Short exercise:
Select the lines that contain "Mostaza" and copy each of them.

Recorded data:

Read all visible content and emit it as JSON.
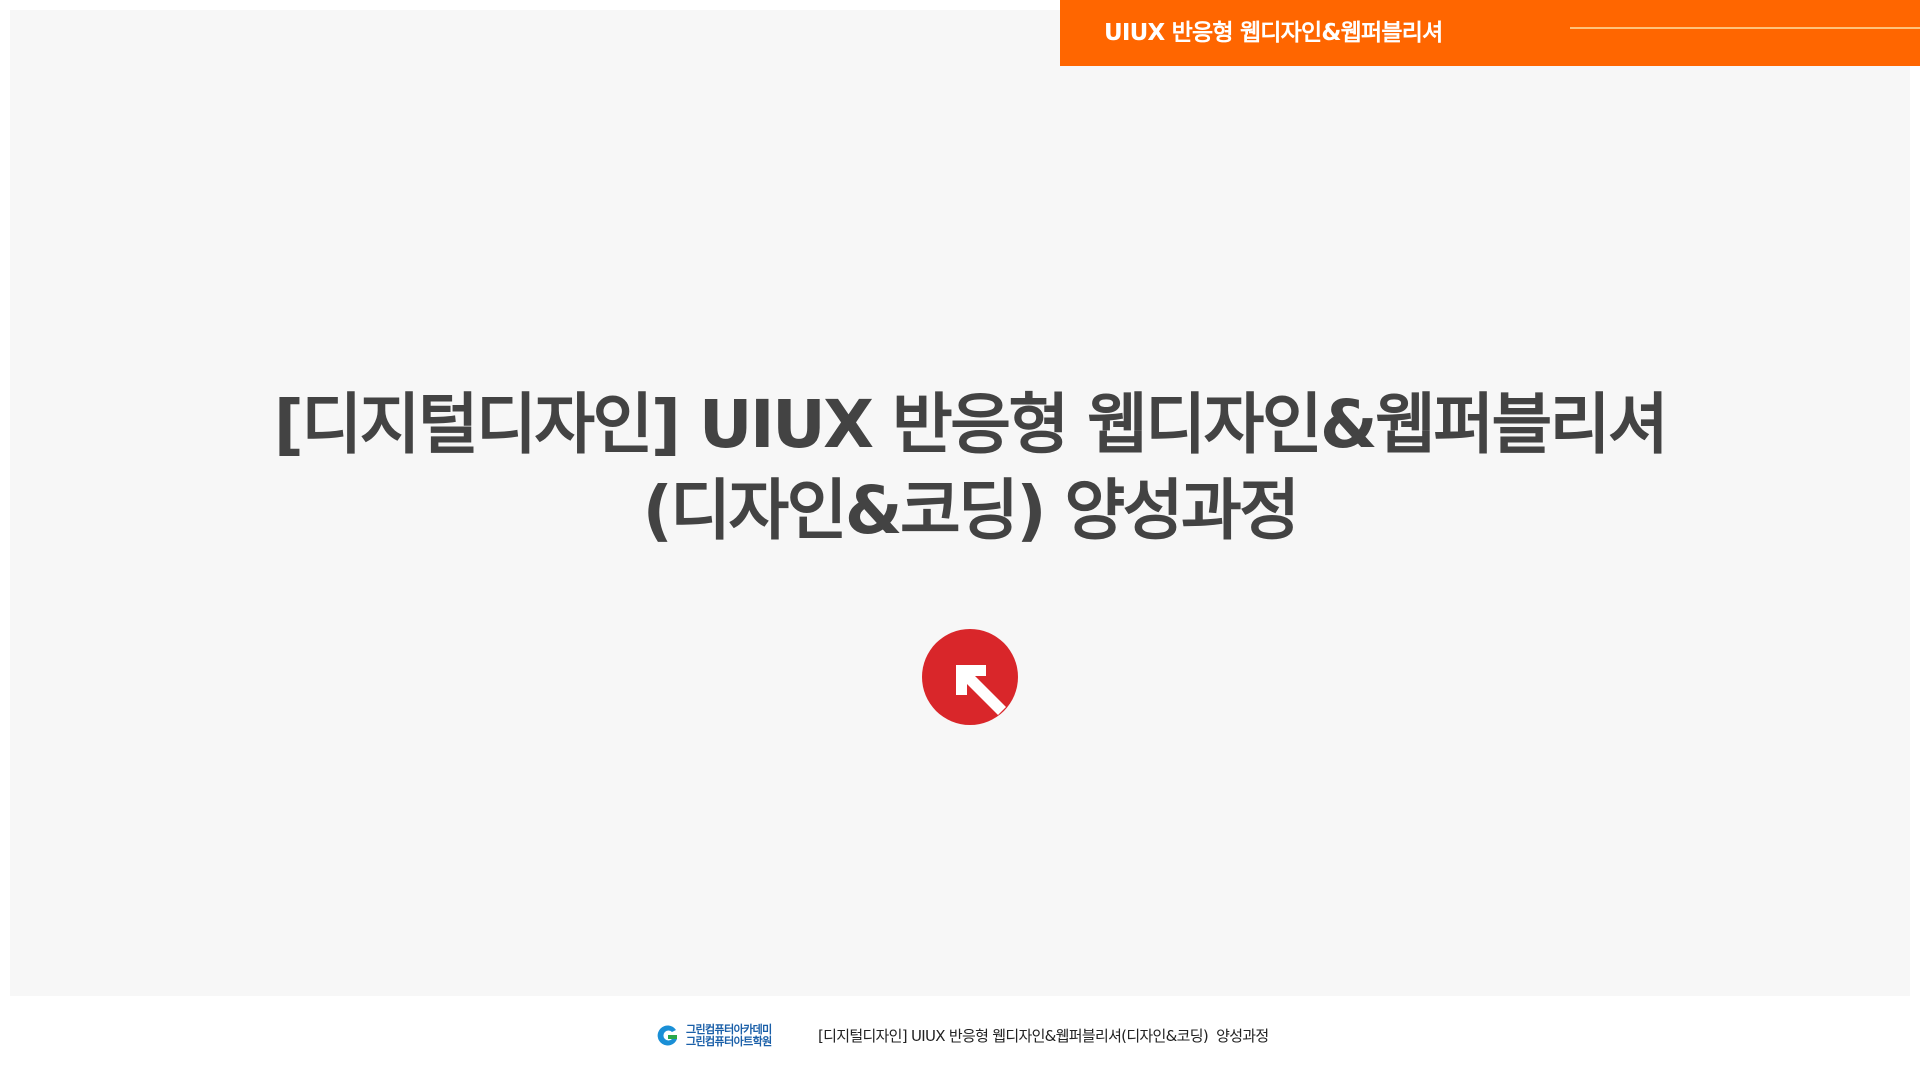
{
  "header": {
    "banner_title": "UIUX 반응형 웹디자인&웹퍼블리셔",
    "banner_color": "#ff6600"
  },
  "main": {
    "title_line1": "[디지털디자인] UIUX 반응형 웹디자인&웹퍼블리셔",
    "title_line2": "(디자인&코딩) 양성과정",
    "title_color": "#434343",
    "center_icon": "arrow-up-left-icon",
    "center_icon_color": "#d9262a"
  },
  "footer": {
    "logo_line1": "그린컴퓨터아카데미",
    "logo_line2": "그린컴퓨터아트학원",
    "logo_icon": "green-academy-g-icon",
    "course_text": "[디지털디자인] UIUX 반응형 웹디자인&웹퍼블리셔(디자인&코딩)  양성과정"
  }
}
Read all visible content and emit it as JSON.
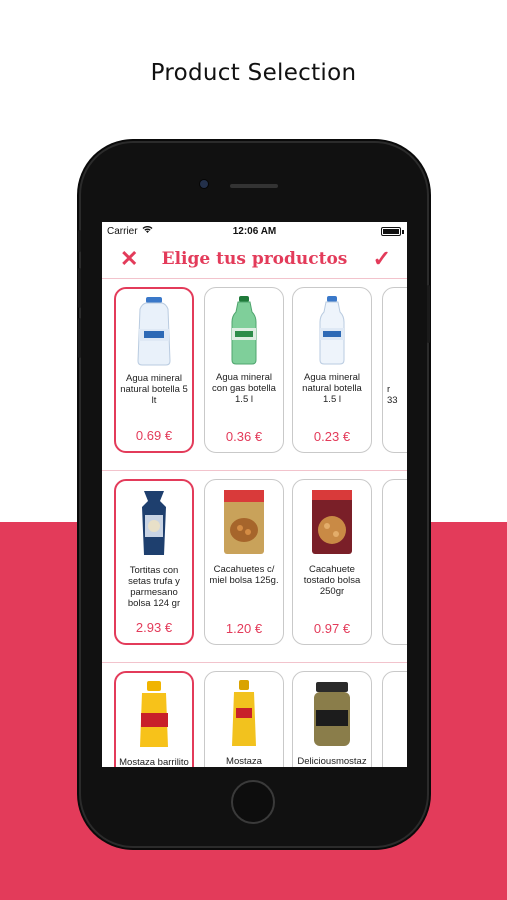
{
  "promo": {
    "title": "Product Selection"
  },
  "status_bar": {
    "carrier": "Carrier",
    "time": "12:06 AM"
  },
  "nav": {
    "title": "Elige tus productos",
    "close_icon": "✕",
    "confirm_icon": "✓"
  },
  "colors": {
    "accent": "#e33b5a",
    "card_border": "#c9c9c9"
  },
  "rows": [
    {
      "products": [
        {
          "name": "Agua mineral natural botella 5 lt",
          "price": "0.69 €",
          "selected": true,
          "icon": "water-bottle-icon"
        },
        {
          "name": "Agua mineral con gas botella 1.5 l",
          "price": "0.36 €",
          "selected": false,
          "icon": "sparkling-water-bottle-icon"
        },
        {
          "name": "Agua mineral natural botella 1.5 l",
          "price": "0.23 €",
          "selected": false,
          "icon": "water-bottle-icon"
        }
      ],
      "partial_card_text": "r\n33"
    },
    {
      "products": [
        {
          "name": "Tortitas con setas trufa y parmesano bolsa 124 gr",
          "price": "2.93 €",
          "selected": true,
          "icon": "rice-cakes-bag-icon"
        },
        {
          "name": "Cacahuetes c/ miel bolsa 125g.",
          "price": "1.20 €",
          "selected": false,
          "icon": "peanuts-bag-icon"
        },
        {
          "name": "Cacahuete tostado bolsa 250gr",
          "price": "0.97 €",
          "selected": false,
          "icon": "roasted-peanuts-bag-icon"
        }
      ]
    },
    {
      "products": [
        {
          "name": "Mostaza barrilito",
          "price": "",
          "selected": true,
          "icon": "mustard-bottle-icon"
        },
        {
          "name": "Mostaza",
          "price": "",
          "selected": false,
          "icon": "mustard-bottle-icon"
        },
        {
          "name": "Deliciousmostaz",
          "price": "",
          "selected": false,
          "icon": "mustard-jar-icon"
        }
      ]
    }
  ]
}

Solution to this task:
          "name": "Mostaza barrilito",
          "name": "Mostaza",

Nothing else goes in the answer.